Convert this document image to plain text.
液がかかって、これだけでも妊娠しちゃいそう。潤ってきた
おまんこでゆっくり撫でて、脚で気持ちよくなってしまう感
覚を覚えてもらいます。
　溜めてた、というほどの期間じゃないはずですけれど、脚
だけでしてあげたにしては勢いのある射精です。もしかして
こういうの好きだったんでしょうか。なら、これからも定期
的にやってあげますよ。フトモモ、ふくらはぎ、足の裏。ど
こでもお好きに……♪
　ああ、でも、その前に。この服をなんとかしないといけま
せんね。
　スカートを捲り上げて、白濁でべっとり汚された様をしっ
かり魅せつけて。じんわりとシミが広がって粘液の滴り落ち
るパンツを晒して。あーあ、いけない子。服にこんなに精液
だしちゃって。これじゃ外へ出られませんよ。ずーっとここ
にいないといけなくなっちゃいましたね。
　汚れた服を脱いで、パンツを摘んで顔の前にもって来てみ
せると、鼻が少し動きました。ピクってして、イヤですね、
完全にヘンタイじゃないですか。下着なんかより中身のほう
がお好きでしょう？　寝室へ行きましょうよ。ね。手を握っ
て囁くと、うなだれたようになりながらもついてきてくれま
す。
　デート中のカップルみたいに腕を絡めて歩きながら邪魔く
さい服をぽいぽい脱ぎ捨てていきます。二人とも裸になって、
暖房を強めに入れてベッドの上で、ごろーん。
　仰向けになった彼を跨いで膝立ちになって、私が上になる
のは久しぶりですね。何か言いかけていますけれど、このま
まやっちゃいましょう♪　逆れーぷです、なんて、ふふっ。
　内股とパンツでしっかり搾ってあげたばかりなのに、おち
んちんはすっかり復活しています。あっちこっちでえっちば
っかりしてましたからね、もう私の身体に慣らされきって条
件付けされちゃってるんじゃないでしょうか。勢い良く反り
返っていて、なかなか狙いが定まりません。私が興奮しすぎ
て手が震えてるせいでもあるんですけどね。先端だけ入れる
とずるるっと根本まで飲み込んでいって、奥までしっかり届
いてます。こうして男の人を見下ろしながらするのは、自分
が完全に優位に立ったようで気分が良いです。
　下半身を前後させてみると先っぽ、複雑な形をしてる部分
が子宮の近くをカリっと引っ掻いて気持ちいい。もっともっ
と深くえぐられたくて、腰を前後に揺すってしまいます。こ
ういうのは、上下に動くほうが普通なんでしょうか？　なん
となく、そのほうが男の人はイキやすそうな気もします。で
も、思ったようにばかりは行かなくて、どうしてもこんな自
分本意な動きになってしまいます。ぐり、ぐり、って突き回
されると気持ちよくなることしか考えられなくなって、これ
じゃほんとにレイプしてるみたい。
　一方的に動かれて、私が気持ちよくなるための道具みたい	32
^^^^
_Task prompt_
Repeat every entry exactly as written above.

_Complete response_
Convert this document image to plain text.
液がかかって、これだけでも妊娠しちゃいそう。潤ってきた
おまんこでゆっくり撫でて、脚で気持ちよくなってしまう感
覚を覚えてもらいます。
　溜めてた、というほどの期間じゃないはずですけれど、脚
だけでしてあげたにしては勢いのある射精です。もしかして
こういうの好きだったんでしょうか。なら、これからも定期
的にやってあげますよ。フトモモ、ふくらはぎ、足の裏。ど
こでもお好きに……♪
　ああ、でも、その前に。この服をなんとかしないといけま
せんね。
　スカートを捲り上げて、白濁でべっとり汚された様をしっ
かり魅せつけて。じんわりとシミが広がって粘液の滴り落ち
るパンツを晒して。あーあ、いけない子。服にこんなに精液
だしちゃって。これじゃ外へ出られませんよ。ずーっとここ
にいないといけなくなっちゃいましたね。
　汚れた服を脱いで、パンツを摘んで顔の前にもって来てみ
せると、鼻が少し動きました。ピクってして、イヤですね、
完全にヘンタイじゃないですか。下着なんかより中身のほう
がお好きでしょう？　寝室へ行きましょうよ。ね。手を握っ
て囁くと、うなだれたようになりながらもついてきてくれま
す。
　デート中のカップルみたいに腕を絡めて歩きながら邪魔く
さい服をぽいぽい脱ぎ捨てていきます。二人とも裸になって、
暖房を強めに入れてベッドの上で、ごろーん。
　仰向けになった彼を跨いで膝立ちになって、私が上になる
のは久しぶりですね。何か言いかけていますけれど、このま
まやっちゃいましょう♪　逆れーぷです、なんて、ふふっ。
　内股とパンツでしっかり搾ってあげたばかりなのに、おち
んちんはすっかり復活しています。あっちこっちでえっちば
っかりしてましたからね、もう私の身体に慣らされきって条
件付けされちゃってるんじゃないでしょうか。勢い良く反り
返っていて、なかなか狙いが定まりません。私が興奮しすぎ
て手が震えてるせいでもあるんですけどね。先端だけ入れる
とずるるっと根本まで飲み込んでいって、奥までしっかり届
いてます。こうして男の人を見下ろしながらするのは、自分
が完全に優位に立ったようで気分が良いです。
　下半身を前後させてみると先っぽ、複雑な形をしてる部分
が子宮の近くをカリっと引っ掻いて気持ちいい。もっともっ
と深くえぐられたくて、腰を前後に揺すってしまいます。こ
ういうのは、上下に動くほうが普通なんでしょうか？　なん
となく、そのほうが男の人はイキやすそうな気もします。で
も、思ったようにばかりは行かなくて、どうしてもこんな自
分本意な動きになってしまいます。ぐり、ぐり、って突き回
されると気持ちよくなることしか考えられなくなって、これ
じゃほんとにレイプしてるみたい。
　一方的に動かれて、私が気持ちよくなるための道具みたい	32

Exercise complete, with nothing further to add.